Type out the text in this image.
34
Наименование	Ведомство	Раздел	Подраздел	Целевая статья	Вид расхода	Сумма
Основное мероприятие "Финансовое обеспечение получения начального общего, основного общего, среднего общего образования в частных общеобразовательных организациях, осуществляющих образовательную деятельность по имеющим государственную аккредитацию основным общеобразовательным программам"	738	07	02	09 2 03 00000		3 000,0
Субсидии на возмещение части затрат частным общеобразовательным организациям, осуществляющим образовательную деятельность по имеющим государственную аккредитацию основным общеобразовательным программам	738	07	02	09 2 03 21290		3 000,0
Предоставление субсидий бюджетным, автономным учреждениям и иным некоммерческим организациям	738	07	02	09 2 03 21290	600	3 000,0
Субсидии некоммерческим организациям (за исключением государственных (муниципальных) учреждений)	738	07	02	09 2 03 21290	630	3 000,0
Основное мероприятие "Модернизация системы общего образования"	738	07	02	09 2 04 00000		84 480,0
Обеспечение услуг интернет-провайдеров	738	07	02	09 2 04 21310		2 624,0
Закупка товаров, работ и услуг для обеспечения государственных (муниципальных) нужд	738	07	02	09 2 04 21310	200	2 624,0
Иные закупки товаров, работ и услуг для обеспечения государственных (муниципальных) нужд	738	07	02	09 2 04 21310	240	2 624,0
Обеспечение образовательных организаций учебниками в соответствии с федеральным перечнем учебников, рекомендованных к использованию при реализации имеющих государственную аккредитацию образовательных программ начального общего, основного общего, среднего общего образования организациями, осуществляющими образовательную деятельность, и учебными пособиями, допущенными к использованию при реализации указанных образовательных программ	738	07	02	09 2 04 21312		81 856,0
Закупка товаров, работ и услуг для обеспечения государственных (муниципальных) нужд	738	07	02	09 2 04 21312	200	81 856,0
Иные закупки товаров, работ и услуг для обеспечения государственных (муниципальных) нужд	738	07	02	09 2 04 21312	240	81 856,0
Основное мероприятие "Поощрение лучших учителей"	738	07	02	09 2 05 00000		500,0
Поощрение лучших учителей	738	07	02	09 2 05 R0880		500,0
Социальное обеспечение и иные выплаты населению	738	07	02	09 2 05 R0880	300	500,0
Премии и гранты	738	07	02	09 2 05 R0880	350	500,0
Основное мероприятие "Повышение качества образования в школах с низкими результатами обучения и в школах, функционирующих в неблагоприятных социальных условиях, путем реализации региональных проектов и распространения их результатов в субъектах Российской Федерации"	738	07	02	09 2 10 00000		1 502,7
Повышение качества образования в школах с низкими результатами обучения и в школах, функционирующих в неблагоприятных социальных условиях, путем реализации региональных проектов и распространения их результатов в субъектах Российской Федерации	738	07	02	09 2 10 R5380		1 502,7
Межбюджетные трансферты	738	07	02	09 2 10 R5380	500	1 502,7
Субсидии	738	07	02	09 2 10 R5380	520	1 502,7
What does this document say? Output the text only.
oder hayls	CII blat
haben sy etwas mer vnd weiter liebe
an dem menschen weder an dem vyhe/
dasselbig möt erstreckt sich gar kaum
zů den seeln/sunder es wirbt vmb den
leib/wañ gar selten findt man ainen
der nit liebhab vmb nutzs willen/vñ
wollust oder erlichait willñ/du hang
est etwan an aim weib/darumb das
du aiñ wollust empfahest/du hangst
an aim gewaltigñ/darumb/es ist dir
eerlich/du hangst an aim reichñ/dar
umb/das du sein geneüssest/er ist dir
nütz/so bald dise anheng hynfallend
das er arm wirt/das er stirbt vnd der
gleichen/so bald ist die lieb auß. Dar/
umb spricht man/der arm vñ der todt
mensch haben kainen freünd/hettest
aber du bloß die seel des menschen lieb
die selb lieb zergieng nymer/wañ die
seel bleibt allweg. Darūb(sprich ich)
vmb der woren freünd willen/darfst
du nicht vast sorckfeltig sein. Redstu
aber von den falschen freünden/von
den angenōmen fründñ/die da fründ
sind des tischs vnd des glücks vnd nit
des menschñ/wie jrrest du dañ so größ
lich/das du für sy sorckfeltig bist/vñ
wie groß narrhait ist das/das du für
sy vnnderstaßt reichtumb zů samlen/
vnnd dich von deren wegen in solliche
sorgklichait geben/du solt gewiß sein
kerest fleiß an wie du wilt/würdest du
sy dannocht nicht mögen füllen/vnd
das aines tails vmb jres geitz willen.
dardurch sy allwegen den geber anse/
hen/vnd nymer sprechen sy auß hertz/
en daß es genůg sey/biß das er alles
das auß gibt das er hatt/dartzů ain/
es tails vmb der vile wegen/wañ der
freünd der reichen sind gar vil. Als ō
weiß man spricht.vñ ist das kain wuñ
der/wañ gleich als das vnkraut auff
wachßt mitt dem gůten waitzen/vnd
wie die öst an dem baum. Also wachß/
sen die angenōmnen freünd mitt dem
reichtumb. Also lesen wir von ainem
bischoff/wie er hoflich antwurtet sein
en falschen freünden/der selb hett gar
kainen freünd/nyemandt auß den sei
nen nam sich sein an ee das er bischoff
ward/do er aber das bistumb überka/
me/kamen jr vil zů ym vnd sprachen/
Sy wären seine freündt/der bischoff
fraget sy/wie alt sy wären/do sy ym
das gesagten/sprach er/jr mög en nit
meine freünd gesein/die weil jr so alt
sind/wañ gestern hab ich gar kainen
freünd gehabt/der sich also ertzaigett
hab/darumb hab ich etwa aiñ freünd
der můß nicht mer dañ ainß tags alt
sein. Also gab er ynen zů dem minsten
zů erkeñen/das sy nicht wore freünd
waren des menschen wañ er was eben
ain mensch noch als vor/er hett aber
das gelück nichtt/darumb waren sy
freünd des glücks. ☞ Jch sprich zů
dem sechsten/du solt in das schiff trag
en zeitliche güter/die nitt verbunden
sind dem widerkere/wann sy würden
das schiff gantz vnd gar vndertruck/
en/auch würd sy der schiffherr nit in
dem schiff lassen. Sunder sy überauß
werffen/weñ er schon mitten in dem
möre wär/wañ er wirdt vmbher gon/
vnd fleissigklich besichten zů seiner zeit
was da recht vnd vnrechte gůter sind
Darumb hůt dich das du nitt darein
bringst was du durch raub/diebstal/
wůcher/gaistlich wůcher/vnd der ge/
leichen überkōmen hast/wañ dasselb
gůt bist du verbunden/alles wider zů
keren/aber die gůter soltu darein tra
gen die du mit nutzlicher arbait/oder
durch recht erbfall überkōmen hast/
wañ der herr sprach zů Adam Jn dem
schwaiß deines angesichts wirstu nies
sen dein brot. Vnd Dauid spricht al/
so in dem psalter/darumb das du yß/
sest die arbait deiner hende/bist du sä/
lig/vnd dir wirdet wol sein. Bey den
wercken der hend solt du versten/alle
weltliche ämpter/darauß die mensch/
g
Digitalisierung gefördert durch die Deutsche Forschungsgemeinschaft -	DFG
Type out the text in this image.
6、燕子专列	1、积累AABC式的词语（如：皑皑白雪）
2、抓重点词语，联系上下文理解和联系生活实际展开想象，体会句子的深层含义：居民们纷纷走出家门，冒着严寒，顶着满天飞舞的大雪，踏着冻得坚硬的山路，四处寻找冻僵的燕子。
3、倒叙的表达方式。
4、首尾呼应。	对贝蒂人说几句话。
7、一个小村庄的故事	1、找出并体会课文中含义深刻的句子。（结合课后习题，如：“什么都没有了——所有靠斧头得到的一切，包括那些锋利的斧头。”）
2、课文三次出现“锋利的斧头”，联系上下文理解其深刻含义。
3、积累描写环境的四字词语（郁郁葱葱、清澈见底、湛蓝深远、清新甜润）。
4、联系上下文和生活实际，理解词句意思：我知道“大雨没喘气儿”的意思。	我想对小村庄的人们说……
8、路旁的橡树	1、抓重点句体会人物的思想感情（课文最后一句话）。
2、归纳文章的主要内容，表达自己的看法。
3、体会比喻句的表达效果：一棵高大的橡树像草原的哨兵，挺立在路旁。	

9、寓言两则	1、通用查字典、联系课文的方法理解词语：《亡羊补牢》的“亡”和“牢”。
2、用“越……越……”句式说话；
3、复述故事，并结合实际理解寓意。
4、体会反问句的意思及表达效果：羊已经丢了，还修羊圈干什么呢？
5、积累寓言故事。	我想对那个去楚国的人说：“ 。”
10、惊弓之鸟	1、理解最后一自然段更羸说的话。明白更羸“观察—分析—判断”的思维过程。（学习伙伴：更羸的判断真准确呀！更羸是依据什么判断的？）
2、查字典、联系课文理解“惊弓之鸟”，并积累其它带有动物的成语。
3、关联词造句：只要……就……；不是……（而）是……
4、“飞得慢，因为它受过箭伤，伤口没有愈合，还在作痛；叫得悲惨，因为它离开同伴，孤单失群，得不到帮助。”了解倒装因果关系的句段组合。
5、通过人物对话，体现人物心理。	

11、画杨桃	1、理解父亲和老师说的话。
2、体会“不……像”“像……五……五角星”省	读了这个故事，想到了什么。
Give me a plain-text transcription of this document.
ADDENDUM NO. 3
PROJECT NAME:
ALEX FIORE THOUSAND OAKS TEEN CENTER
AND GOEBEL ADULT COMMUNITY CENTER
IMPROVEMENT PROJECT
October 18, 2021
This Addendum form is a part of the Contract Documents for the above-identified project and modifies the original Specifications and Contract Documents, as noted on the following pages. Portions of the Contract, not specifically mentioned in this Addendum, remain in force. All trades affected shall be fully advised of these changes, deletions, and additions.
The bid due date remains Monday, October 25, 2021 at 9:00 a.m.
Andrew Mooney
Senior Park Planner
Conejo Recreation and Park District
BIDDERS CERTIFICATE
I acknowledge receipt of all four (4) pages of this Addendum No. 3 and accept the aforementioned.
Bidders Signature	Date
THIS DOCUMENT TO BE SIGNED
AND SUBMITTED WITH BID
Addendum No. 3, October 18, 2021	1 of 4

+ + +

# WHAT TO WORK ON
Pick out the lines containing the word "aber" and show them.

# COMPLETED TASK
aber du bloß die seel des menschen lieb
aber von den falschen freünden/von
ward/do er aber das bistumb überka/
ain mensch noch als vor/er hett aber
keren/aber die gůter soltu darein tra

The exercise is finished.